• **Supplied data**
────────────────────────────────────────
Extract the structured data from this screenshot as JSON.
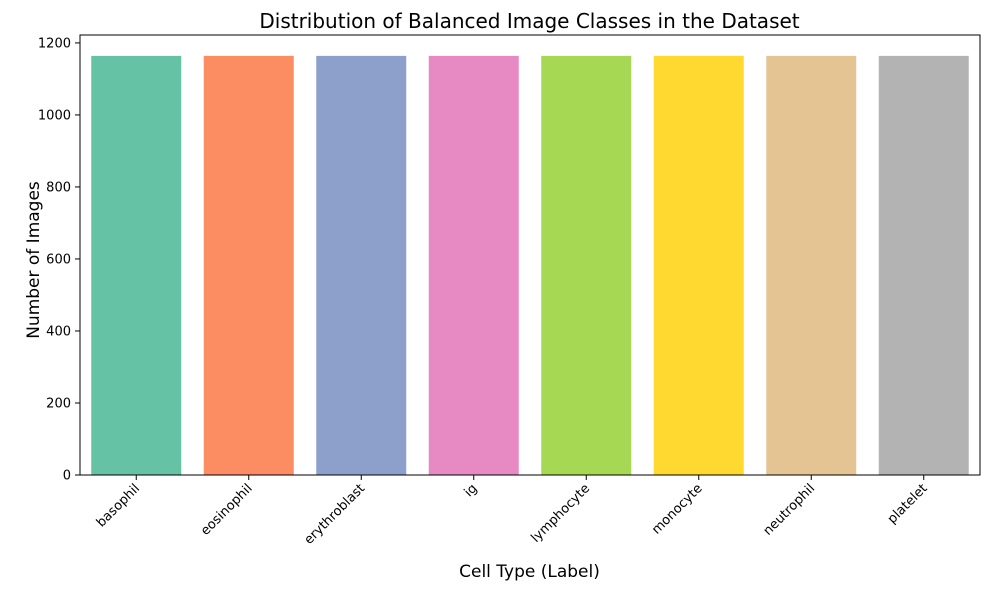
{
  "chart_data": {
    "type": "bar",
    "title": "Distribution of Balanced Image Classes in the Dataset",
    "xlabel": "Cell Type (Label)",
    "ylabel": "Number of Images",
    "categories": [
      "basophil",
      "eosinophil",
      "erythroblast",
      "ig",
      "lymphocyte",
      "monocyte",
      "neutrophil",
      "platelet"
    ],
    "values": [
      1164,
      1164,
      1164,
      1164,
      1164,
      1164,
      1164,
      1164
    ],
    "colors": [
      "#66c2a5",
      "#fc8d62",
      "#8da0cb",
      "#e78ac3",
      "#a6d854",
      "#ffd92f",
      "#e5c494",
      "#b3b3b3"
    ],
    "ylim": [
      0,
      1222
    ],
    "yticks": [
      0,
      200,
      400,
      600,
      800,
      1000,
      1200
    ],
    "grid": false,
    "legend": "none"
  }
}
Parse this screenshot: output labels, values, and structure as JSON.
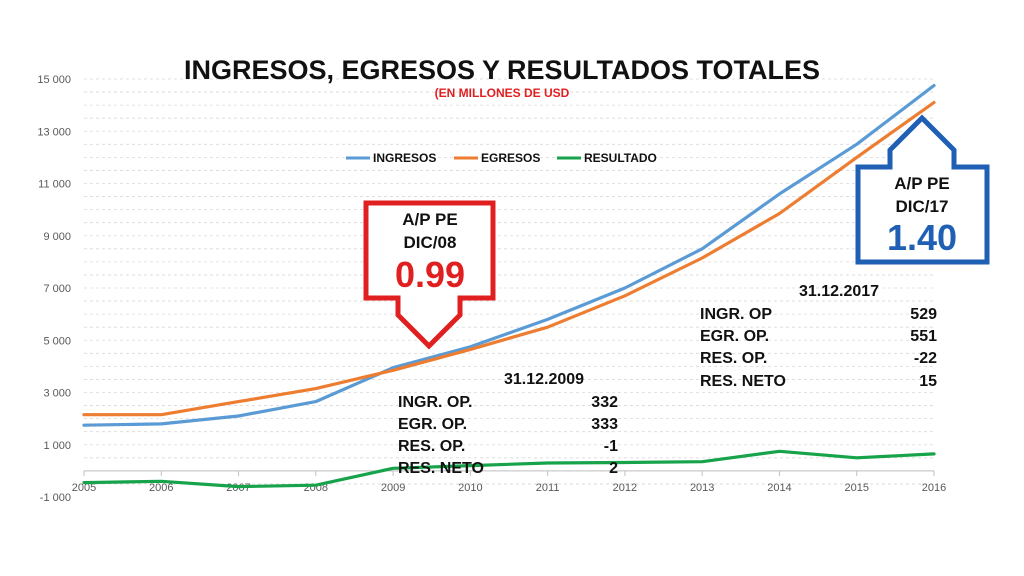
{
  "chart_data": {
    "type": "line",
    "title": "INGRESOS, EGRESOS Y RESULTADOS TOTALES",
    "subtitle": "(EN MILLONES DE USD",
    "x": [
      2005,
      2006,
      2007,
      2008,
      2009,
      2010,
      2011,
      2012,
      2013,
      2014,
      2015,
      2016
    ],
    "y_ticks": [
      "15 000",
      "13 000",
      "11 000",
      "9 000",
      "7 000",
      "5 000",
      "3 000",
      "1 000",
      "-1 000"
    ],
    "ylim": [
      -1000,
      15000
    ],
    "grid": true,
    "legend_position": "top-center",
    "series": [
      {
        "name": "INGRESOS",
        "color": "#5b9bd5",
        "values": [
          1750,
          1800,
          2100,
          2650,
          3950,
          4750,
          5800,
          7000,
          8500,
          10600,
          12500,
          14750
        ]
      },
      {
        "name": "EGRESOS",
        "color": "#ed7d31",
        "values": [
          2150,
          2150,
          2650,
          3150,
          3850,
          4650,
          5500,
          6700,
          8150,
          9850,
          12000,
          14100
        ]
      },
      {
        "name": "RESULTADO",
        "color": "#16a34a",
        "values": [
          -450,
          -400,
          -600,
          -550,
          100,
          200,
          300,
          320,
          350,
          750,
          500,
          650
        ]
      }
    ],
    "annotations": {
      "callout_2008": {
        "line1": "A/P PE",
        "line2": "DIC/08",
        "value": "0.99",
        "color": "#e02020"
      },
      "callout_2017": {
        "line1": "A/P PE",
        "line2": "DIC/17",
        "value": "1.40",
        "color": "#1f5fb4"
      },
      "table_2009": {
        "date": "31.12.2009",
        "rows": [
          {
            "label": "INGR. OP.",
            "value": "332"
          },
          {
            "label": "EGR. OP.",
            "value": "333"
          },
          {
            "label": "RES. OP.",
            "value": "-1"
          },
          {
            "label": "RES. NETO",
            "value": "2"
          }
        ]
      },
      "table_2017": {
        "date": "31.12.2017",
        "rows": [
          {
            "label": "INGR. OP",
            "value": "529"
          },
          {
            "label": "EGR. OP.",
            "value": "551"
          },
          {
            "label": "RES. OP.",
            "value": "-22"
          },
          {
            "label": "RES. NETO",
            "value": "15"
          }
        ]
      }
    }
  }
}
────────────────────────────────────────
• **The problem**
Go through the data above and transcribe it in full, omitting any image.

• **Expected answer**
Extract the structured data from this screenshot as JSON.
{
  "chart_data": {
    "type": "bar",
    "title": "Distribution of Balanced Image Classes in the Dataset",
    "xlabel": "Cell Type (Label)",
    "ylabel": "Number of Images",
    "categories": [
      "basophil",
      "eosinophil",
      "erythroblast",
      "ig",
      "lymphocyte",
      "monocyte",
      "neutrophil",
      "platelet"
    ],
    "values": [
      1164,
      1164,
      1164,
      1164,
      1164,
      1164,
      1164,
      1164
    ],
    "colors": [
      "#66c2a5",
      "#fc8d62",
      "#8da0cb",
      "#e78ac3",
      "#a6d854",
      "#ffd92f",
      "#e5c494",
      "#b3b3b3"
    ],
    "ylim": [
      0,
      1222
    ],
    "yticks": [
      0,
      200,
      400,
      600,
      800,
      1000,
      1200
    ],
    "grid": false,
    "legend": "none"
  }
}
Parse this screenshot: output labels, values, and structure as JSON.
{
  "chart_data": {
    "type": "line",
    "title": "INGRESOS, EGRESOS Y RESULTADOS TOTALES",
    "subtitle": "(EN MILLONES DE USD",
    "x": [
      2005,
      2006,
      2007,
      2008,
      2009,
      2010,
      2011,
      2012,
      2013,
      2014,
      2015,
      2016
    ],
    "y_ticks": [
      "15 000",
      "13 000",
      "11 000",
      "9 000",
      "7 000",
      "5 000",
      "3 000",
      "1 000",
      "-1 000"
    ],
    "ylim": [
      -1000,
      15000
    ],
    "grid": true,
    "legend_position": "top-center",
    "series": [
      {
        "name": "INGRESOS",
        "color": "#5b9bd5",
        "values": [
          1750,
          1800,
          2100,
          2650,
          3950,
          4750,
          5800,
          7000,
          8500,
          10600,
          12500,
          14750
        ]
      },
      {
        "name": "EGRESOS",
        "color": "#ed7d31",
        "values": [
          2150,
          2150,
          2650,
          3150,
          3850,
          4650,
          5500,
          6700,
          8150,
          9850,
          12000,
          14100
        ]
      },
      {
        "name": "RESULTADO",
        "color": "#16a34a",
        "values": [
          -450,
          -400,
          -600,
          -550,
          100,
          200,
          300,
          320,
          350,
          750,
          500,
          650
        ]
      }
    ],
    "annotations": {
      "callout_2008": {
        "line1": "A/P PE",
        "line2": "DIC/08",
        "value": "0.99",
        "color": "#e02020"
      },
      "callout_2017": {
        "line1": "A/P PE",
        "line2": "DIC/17",
        "value": "1.40",
        "color": "#1f5fb4"
      },
      "table_2009": {
        "date": "31.12.2009",
        "rows": [
          {
            "label": "INGR. OP.",
            "value": "332"
          },
          {
            "label": "EGR. OP.",
            "value": "333"
          },
          {
            "label": "RES. OP.",
            "value": "-1"
          },
          {
            "label": "RES. NETO",
            "value": "2"
          }
        ]
      },
      "table_2017": {
        "date": "31.12.2017",
        "rows": [
          {
            "label": "INGR. OP",
            "value": "529"
          },
          {
            "label": "EGR. OP.",
            "value": "551"
          },
          {
            "label": "RES. OP.",
            "value": "-22"
          },
          {
            "label": "RES. NETO",
            "value": "15"
          }
        ]
      }
    }
  }
}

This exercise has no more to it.